Short task: Return each line of the records with nothing changed, pictures excepted.

=-=-=

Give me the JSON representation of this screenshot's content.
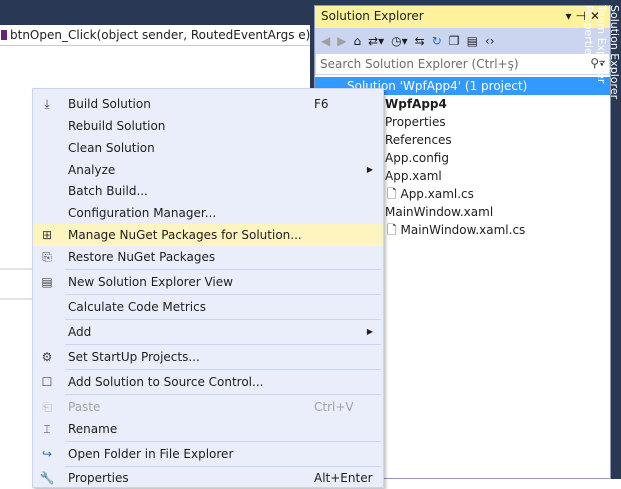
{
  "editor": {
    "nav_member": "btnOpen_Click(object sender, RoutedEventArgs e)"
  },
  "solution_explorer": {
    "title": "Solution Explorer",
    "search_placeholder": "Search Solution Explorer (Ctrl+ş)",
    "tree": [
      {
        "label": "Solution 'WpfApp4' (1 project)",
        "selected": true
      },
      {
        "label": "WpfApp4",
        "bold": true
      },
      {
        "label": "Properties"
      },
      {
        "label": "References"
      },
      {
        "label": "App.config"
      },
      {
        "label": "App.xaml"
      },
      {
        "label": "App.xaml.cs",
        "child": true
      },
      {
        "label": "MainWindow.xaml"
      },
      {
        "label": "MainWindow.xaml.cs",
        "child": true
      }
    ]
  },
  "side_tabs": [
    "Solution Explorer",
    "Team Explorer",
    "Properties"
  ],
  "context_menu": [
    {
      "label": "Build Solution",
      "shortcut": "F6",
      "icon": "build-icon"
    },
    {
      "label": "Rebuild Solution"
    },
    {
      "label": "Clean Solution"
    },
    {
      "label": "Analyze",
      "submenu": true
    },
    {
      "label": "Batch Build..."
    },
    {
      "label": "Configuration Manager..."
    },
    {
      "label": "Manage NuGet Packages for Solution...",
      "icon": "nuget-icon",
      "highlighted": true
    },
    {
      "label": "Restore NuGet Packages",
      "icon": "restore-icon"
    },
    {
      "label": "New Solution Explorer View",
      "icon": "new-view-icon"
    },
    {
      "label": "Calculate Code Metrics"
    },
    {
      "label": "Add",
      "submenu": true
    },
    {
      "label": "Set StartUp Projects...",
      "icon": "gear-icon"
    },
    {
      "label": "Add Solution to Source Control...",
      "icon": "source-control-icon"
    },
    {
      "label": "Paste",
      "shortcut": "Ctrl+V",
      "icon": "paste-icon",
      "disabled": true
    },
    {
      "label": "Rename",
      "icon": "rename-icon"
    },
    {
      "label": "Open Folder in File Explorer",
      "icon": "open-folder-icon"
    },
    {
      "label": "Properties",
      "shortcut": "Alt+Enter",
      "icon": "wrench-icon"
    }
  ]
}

=-=-=

The answer:
Give me the JSON representation of this screenshot's content.
{
  "editor": {
    "nav_member": "btnOpen_Click(object sender, RoutedEventArgs e)"
  },
  "solution_explorer": {
    "title": "Solution Explorer",
    "search_placeholder": "Search Solution Explorer (Ctrl+ş)",
    "tree": [
      {
        "label": "Solution 'WpfApp4' (1 project)",
        "selected": true
      },
      {
        "label": "WpfApp4",
        "bold": true
      },
      {
        "label": "Properties"
      },
      {
        "label": "References"
      },
      {
        "label": "App.config"
      },
      {
        "label": "App.xaml"
      },
      {
        "label": "App.xaml.cs",
        "child": true
      },
      {
        "label": "MainWindow.xaml"
      },
      {
        "label": "MainWindow.xaml.cs",
        "child": true
      }
    ]
  },
  "side_tabs": [
    "Solution Explorer",
    "Team Explorer",
    "Properties"
  ],
  "context_menu": [
    {
      "label": "Build Solution",
      "shortcut": "F6",
      "icon": "build-icon"
    },
    {
      "label": "Rebuild Solution"
    },
    {
      "label": "Clean Solution"
    },
    {
      "label": "Analyze",
      "submenu": true
    },
    {
      "label": "Batch Build..."
    },
    {
      "label": "Configuration Manager..."
    },
    {
      "label": "Manage NuGet Packages for Solution...",
      "icon": "nuget-icon",
      "highlighted": true
    },
    {
      "label": "Restore NuGet Packages",
      "icon": "restore-icon"
    },
    {
      "label": "New Solution Explorer View",
      "icon": "new-view-icon"
    },
    {
      "label": "Calculate Code Metrics"
    },
    {
      "label": "Add",
      "submenu": true
    },
    {
      "label": "Set StartUp Projects...",
      "icon": "gear-icon"
    },
    {
      "label": "Add Solution to Source Control...",
      "icon": "source-control-icon"
    },
    {
      "label": "Paste",
      "shortcut": "Ctrl+V",
      "icon": "paste-icon",
      "disabled": true
    },
    {
      "label": "Rename",
      "icon": "rename-icon"
    },
    {
      "label": "Open Folder in File Explorer",
      "icon": "open-folder-icon"
    },
    {
      "label": "Properties",
      "shortcut": "Alt+Enter",
      "icon": "wrench-icon"
    }
  ]
}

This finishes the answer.